Annotated region listings:

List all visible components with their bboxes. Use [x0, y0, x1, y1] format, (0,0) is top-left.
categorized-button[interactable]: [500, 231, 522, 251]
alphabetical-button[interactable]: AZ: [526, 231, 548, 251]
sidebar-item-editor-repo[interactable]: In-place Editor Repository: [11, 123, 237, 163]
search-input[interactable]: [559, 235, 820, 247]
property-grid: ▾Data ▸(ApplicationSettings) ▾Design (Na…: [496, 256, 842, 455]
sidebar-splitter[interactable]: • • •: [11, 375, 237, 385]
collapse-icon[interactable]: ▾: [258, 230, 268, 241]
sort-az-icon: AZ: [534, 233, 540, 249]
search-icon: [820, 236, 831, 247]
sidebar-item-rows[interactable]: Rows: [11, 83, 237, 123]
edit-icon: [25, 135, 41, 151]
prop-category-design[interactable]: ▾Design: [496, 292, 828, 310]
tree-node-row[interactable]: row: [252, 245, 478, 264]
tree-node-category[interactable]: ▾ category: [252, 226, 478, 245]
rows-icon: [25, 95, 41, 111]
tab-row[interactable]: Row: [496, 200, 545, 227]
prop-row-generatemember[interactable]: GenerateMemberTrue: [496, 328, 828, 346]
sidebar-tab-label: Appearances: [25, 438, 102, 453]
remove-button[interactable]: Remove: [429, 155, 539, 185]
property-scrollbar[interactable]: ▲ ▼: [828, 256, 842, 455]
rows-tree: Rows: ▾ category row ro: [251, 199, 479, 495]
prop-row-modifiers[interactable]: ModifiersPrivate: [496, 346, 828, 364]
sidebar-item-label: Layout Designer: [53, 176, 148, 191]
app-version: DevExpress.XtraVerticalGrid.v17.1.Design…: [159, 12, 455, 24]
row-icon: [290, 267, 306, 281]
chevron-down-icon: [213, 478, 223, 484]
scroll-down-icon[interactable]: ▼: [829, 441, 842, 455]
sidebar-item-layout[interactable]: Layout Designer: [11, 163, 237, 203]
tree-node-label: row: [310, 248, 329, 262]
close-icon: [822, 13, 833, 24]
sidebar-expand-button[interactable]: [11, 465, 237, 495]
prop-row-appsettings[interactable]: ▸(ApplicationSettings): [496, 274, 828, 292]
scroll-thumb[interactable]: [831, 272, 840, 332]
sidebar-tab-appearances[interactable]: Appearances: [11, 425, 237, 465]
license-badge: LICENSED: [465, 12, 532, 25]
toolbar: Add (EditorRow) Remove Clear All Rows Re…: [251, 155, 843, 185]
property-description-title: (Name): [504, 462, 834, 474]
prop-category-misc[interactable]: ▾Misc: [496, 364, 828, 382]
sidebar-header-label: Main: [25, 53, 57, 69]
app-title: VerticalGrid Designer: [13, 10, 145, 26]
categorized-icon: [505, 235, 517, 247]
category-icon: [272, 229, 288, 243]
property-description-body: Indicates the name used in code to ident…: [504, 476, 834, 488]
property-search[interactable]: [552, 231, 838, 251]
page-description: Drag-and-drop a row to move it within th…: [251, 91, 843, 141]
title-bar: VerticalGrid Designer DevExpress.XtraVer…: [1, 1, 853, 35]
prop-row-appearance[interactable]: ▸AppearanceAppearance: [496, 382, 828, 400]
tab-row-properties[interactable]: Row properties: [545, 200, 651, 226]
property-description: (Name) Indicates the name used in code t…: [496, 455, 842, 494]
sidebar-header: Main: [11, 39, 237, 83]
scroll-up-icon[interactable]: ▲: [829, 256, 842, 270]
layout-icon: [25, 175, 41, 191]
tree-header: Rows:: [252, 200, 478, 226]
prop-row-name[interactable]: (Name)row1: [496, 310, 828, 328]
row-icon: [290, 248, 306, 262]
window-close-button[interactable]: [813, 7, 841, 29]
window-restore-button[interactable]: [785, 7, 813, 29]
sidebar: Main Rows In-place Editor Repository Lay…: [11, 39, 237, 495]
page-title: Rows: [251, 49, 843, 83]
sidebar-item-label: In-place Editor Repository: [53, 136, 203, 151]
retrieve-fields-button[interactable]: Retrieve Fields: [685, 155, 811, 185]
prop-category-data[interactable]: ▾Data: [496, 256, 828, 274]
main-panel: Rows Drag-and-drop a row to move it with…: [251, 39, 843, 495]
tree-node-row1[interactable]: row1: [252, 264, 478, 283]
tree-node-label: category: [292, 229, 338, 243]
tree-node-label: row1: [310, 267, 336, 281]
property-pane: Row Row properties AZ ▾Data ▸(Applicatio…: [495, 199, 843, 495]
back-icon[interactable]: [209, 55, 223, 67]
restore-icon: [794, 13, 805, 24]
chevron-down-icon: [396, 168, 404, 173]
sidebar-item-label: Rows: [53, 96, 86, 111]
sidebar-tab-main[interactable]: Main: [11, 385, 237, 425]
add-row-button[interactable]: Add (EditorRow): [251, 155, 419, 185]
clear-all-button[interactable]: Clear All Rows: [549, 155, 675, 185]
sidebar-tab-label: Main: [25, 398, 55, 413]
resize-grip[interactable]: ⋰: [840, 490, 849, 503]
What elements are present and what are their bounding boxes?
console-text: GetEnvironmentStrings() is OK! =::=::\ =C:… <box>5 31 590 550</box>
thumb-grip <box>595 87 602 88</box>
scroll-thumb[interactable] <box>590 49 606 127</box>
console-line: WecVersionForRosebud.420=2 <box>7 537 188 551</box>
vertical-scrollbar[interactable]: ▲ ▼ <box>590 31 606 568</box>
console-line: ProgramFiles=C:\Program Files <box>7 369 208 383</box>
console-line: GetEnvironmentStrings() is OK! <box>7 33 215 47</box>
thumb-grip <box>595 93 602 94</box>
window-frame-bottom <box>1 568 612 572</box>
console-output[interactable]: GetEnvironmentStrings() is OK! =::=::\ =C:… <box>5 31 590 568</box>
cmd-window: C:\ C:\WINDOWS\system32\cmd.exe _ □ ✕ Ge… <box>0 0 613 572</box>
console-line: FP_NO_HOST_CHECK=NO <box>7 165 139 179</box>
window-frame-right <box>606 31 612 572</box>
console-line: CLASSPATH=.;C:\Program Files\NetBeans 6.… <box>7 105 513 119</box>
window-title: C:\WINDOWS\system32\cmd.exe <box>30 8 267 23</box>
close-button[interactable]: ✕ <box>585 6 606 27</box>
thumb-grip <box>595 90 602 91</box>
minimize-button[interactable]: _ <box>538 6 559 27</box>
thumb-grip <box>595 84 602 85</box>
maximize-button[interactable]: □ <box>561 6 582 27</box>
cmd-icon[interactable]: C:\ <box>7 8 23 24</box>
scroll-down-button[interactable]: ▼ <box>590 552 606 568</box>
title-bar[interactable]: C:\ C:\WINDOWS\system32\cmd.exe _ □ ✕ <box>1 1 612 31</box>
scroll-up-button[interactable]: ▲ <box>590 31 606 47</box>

Stated goal: Return every line of the data above word for word, without changing anything.

Exercise solution:
List all visible components with their bboxes. Use [x0, y0, x1, y1] format, (0,0) is top-left.
categorized-button[interactable]: [500, 231, 522, 251]
alphabetical-button[interactable]: AZ: [526, 231, 548, 251]
sidebar-item-editor-repo[interactable]: In-place Editor Repository: [11, 123, 237, 163]
search-input[interactable]: [559, 235, 820, 247]
property-grid: ▾Data ▸(ApplicationSettings) ▾Design (Na…: [496, 256, 842, 455]
sidebar-splitter[interactable]: • • •: [11, 375, 237, 385]
collapse-icon[interactable]: ▾: [258, 230, 268, 241]
sort-az-icon: AZ: [534, 233, 540, 249]
search-icon: [820, 236, 831, 247]
sidebar-item-rows[interactable]: Rows: [11, 83, 237, 123]
edit-icon: [25, 135, 41, 151]
prop-category-design[interactable]: ▾Design: [496, 292, 828, 310]
tree-node-row[interactable]: row: [252, 245, 478, 264]
tree-node-category[interactable]: ▾ category: [252, 226, 478, 245]
rows-icon: [25, 95, 41, 111]
tab-row[interactable]: Row: [496, 200, 545, 227]
prop-row-generatemember[interactable]: GenerateMemberTrue: [496, 328, 828, 346]
sidebar-tab-label: Appearances: [25, 438, 102, 453]
remove-button[interactable]: Remove: [429, 155, 539, 185]
property-scrollbar[interactable]: ▲ ▼: [828, 256, 842, 455]
rows-tree: Rows: ▾ category row ro: [251, 199, 479, 495]
prop-row-modifiers[interactable]: ModifiersPrivate: [496, 346, 828, 364]
sidebar-item-label: Layout Designer: [53, 176, 148, 191]
app-version: DevExpress.XtraVerticalGrid.v17.1.Design…: [159, 12, 455, 24]
row-icon: [290, 267, 306, 281]
chevron-down-icon: [213, 478, 223, 484]
scroll-down-icon[interactable]: ▼: [829, 441, 842, 455]
sidebar-item-layout[interactable]: Layout Designer: [11, 163, 237, 203]
tree-node-label: row: [310, 248, 329, 262]
close-icon: [822, 13, 833, 24]
sidebar-expand-button[interactable]: [11, 465, 237, 495]
prop-row-appsettings[interactable]: ▸(ApplicationSettings): [496, 274, 828, 292]
scroll-thumb[interactable]: [831, 272, 840, 332]
sidebar-tab-appearances[interactable]: Appearances: [11, 425, 237, 465]
license-badge: LICENSED: [465, 12, 532, 25]
toolbar: Add (EditorRow) Remove Clear All Rows Re…: [251, 155, 843, 185]
property-description-title: (Name): [504, 462, 834, 474]
prop-category-misc[interactable]: ▾Misc: [496, 364, 828, 382]
sidebar-header-label: Main: [25, 53, 57, 69]
app-title: VerticalGrid Designer: [13, 10, 145, 26]
categorized-icon: [505, 235, 517, 247]
category-icon: [272, 229, 288, 243]
property-description-body: Indicates the name used in code to ident…: [504, 476, 834, 488]
property-search[interactable]: [552, 231, 838, 251]
page-description: Drag-and-drop a row to move it within th…: [251, 91, 843, 141]
title-bar: VerticalGrid Designer DevExpress.XtraVer…: [1, 1, 853, 35]
prop-row-appearance[interactable]: ▸AppearanceAppearance: [496, 382, 828, 400]
tab-row-properties[interactable]: Row properties: [545, 200, 651, 226]
property-description: (Name) Indicates the name used in code t…: [496, 455, 842, 494]
sidebar-header: Main: [11, 39, 237, 83]
scroll-up-icon[interactable]: ▲: [829, 256, 842, 270]
layout-icon: [25, 175, 41, 191]
tree-header: Rows:: [252, 200, 478, 226]
prop-row-name[interactable]: (Name)row1: [496, 310, 828, 328]
row-icon: [290, 248, 306, 262]
window-close-button[interactable]: [813, 7, 841, 29]
window-restore-button[interactable]: [785, 7, 813, 29]
sidebar: Main Rows In-place Editor Repository Lay…: [11, 39, 237, 495]
page-title: Rows: [251, 49, 843, 83]
sidebar-item-label: In-place Editor Repository: [53, 136, 203, 151]
retrieve-fields-button[interactable]: Retrieve Fields: [685, 155, 811, 185]
prop-category-data[interactable]: ▾Data: [496, 256, 828, 274]
main-panel: Rows Drag-and-drop a row to move it with…: [251, 39, 843, 495]
tree-node-row1[interactable]: row1: [252, 264, 478, 283]
tree-node-label: category: [292, 229, 338, 243]
tree-node-label: row1: [310, 267, 336, 281]
property-pane: Row Row properties AZ ▾Data ▸(Applicatio…: [495, 199, 843, 495]
back-icon[interactable]: [209, 55, 223, 67]
restore-icon: [794, 13, 805, 24]
chevron-down-icon: [396, 168, 404, 173]
sidebar-item-label: Rows: [53, 96, 86, 111]
sidebar-tab-main[interactable]: Main: [11, 385, 237, 425]
add-row-button[interactable]: Add (EditorRow): [251, 155, 419, 185]
clear-all-button[interactable]: Clear All Rows: [549, 155, 675, 185]
sidebar-tab-label: Main: [25, 398, 55, 413]
resize-grip[interactable]: ⋰: [840, 490, 849, 503]
What elements are present and what are their bounding boxes?
console-text: GetEnvironmentStrings() is OK! =::=::\ =C:… <box>5 31 590 550</box>
thumb-grip <box>595 87 602 88</box>
scroll-thumb[interactable] <box>590 49 606 127</box>
console-line: WecVersionForRosebud.420=2 <box>7 537 188 551</box>
vertical-scrollbar[interactable]: ▲ ▼ <box>590 31 606 568</box>
console-line: ProgramFiles=C:\Program Files <box>7 369 208 383</box>
console-line: GetEnvironmentStrings() is OK! <box>7 33 215 47</box>
thumb-grip <box>595 93 602 94</box>
window-frame-bottom <box>1 568 612 572</box>
console-output[interactable]: GetEnvironmentStrings() is OK! =::=::\ =C:… <box>5 31 590 568</box>
cmd-window: C:\ C:\WINDOWS\system32\cmd.exe _ □ ✕ Ge… <box>0 0 613 572</box>
console-line: FP_NO_HOST_CHECK=NO <box>7 165 139 179</box>
window-frame-right <box>606 31 612 572</box>
console-line: CLASSPATH=.;C:\Program Files\NetBeans 6.… <box>7 105 513 119</box>
window-title: C:\WINDOWS\system32\cmd.exe <box>30 8 267 23</box>
close-button[interactable]: ✕ <box>585 6 606 27</box>
thumb-grip <box>595 90 602 91</box>
minimize-button[interactable]: _ <box>538 6 559 27</box>
thumb-grip <box>595 84 602 85</box>
maximize-button[interactable]: □ <box>561 6 582 27</box>
cmd-icon[interactable]: C:\ <box>7 8 23 24</box>
scroll-down-button[interactable]: ▼ <box>590 552 606 568</box>
title-bar[interactable]: C:\ C:\WINDOWS\system32\cmd.exe _ □ ✕ <box>1 1 612 31</box>
scroll-up-button[interactable]: ▲ <box>590 31 606 47</box>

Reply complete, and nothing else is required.